◆ **What the task asks**
Copy out the items below exactly as they appear, starting from their first line and ending with the line that contains "280, 187, 305]", and include both of those lines.

◆ **Extracted records**
########

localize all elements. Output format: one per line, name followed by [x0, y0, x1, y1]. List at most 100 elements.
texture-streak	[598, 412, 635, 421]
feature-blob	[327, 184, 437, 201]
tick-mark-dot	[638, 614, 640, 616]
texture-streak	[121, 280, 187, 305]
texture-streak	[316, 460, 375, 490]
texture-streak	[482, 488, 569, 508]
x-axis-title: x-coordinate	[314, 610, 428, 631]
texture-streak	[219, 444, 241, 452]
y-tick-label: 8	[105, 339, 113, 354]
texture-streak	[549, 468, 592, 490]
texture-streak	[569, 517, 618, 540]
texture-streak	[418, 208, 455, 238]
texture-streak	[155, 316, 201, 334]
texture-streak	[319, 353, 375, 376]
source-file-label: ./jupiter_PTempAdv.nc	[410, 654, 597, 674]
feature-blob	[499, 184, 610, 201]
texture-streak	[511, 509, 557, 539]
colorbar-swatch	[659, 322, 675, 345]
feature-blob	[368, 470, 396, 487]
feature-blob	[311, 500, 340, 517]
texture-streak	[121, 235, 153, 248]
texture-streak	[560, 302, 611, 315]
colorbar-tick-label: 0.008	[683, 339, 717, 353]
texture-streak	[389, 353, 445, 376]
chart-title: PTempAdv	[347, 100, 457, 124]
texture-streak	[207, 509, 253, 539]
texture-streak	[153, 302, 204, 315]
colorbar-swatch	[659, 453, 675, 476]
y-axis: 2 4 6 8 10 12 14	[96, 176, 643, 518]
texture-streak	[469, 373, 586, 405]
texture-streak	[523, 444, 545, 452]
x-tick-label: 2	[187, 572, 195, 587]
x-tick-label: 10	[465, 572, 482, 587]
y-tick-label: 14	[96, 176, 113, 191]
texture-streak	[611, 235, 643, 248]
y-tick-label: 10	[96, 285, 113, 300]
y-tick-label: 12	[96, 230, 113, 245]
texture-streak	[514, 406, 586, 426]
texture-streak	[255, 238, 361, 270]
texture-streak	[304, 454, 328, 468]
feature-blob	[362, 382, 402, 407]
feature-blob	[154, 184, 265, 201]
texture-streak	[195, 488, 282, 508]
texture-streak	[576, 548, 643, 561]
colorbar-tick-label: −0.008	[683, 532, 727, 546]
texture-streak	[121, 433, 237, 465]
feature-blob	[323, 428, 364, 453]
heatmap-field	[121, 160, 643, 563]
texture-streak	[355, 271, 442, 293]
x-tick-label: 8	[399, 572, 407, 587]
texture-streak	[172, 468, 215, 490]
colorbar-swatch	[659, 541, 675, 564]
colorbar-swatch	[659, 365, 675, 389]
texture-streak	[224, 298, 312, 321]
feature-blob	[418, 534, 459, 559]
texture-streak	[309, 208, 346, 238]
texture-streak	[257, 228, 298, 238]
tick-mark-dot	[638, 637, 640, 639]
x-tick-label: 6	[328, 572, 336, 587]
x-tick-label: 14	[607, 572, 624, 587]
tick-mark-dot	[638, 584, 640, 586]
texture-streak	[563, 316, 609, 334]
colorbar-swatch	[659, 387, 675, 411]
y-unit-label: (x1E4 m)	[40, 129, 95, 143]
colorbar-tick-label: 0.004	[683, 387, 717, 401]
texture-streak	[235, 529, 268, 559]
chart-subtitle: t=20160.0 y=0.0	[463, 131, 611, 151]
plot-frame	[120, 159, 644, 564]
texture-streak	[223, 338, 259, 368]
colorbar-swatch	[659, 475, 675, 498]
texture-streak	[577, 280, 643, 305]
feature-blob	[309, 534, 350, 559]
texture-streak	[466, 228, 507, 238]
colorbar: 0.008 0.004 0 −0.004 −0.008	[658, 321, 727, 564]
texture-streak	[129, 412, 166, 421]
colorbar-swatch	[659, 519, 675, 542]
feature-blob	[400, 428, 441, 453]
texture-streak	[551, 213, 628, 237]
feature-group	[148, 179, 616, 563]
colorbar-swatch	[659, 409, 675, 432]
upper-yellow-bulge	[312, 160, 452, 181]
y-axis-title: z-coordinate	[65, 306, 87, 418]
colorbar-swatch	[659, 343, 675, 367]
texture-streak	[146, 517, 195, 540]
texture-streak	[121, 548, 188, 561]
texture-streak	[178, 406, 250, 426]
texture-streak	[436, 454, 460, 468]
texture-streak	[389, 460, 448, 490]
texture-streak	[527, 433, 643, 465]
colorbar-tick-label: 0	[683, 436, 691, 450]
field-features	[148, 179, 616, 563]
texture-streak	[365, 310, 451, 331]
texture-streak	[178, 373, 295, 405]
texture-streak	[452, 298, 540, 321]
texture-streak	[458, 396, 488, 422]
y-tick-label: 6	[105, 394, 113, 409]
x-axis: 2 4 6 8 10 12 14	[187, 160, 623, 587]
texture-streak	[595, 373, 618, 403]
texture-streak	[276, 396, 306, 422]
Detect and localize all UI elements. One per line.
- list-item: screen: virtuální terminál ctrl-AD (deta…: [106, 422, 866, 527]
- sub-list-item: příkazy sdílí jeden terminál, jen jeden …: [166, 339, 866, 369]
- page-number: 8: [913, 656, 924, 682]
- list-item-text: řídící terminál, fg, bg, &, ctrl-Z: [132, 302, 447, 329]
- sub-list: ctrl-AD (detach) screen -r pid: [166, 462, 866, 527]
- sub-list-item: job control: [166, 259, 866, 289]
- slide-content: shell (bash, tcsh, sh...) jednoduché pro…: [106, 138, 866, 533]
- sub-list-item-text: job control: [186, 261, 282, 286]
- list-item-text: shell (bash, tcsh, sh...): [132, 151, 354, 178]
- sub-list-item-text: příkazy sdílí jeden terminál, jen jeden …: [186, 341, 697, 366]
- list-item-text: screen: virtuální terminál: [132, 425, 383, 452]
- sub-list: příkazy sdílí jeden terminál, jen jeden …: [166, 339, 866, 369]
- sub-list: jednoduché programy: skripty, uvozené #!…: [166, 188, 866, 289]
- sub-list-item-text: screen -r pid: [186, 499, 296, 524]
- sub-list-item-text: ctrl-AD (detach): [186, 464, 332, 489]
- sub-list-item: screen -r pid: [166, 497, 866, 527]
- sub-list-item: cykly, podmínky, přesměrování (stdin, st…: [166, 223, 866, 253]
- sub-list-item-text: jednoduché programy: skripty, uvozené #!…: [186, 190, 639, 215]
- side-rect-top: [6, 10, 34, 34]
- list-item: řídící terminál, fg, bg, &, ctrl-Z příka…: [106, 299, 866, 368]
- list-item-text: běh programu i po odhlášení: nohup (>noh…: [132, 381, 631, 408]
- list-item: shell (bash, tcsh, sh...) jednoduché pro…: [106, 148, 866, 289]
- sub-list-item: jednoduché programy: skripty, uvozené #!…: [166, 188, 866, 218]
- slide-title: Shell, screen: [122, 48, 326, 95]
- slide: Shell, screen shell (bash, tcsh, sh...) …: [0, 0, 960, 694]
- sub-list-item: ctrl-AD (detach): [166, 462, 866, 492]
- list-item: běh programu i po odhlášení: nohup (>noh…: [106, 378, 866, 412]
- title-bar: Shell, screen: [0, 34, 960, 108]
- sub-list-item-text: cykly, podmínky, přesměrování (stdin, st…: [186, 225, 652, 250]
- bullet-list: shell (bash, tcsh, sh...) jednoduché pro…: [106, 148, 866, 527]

########

◆ **Task result**
localize all elements. Output format: one per line, name followed by [x0, y0, x1, y1]. List at most 100 elements.
texture-streak	[598, 412, 635, 421]
feature-blob	[327, 184, 437, 201]
tick-mark-dot	[638, 614, 640, 616]
texture-streak	[121, 280, 187, 305]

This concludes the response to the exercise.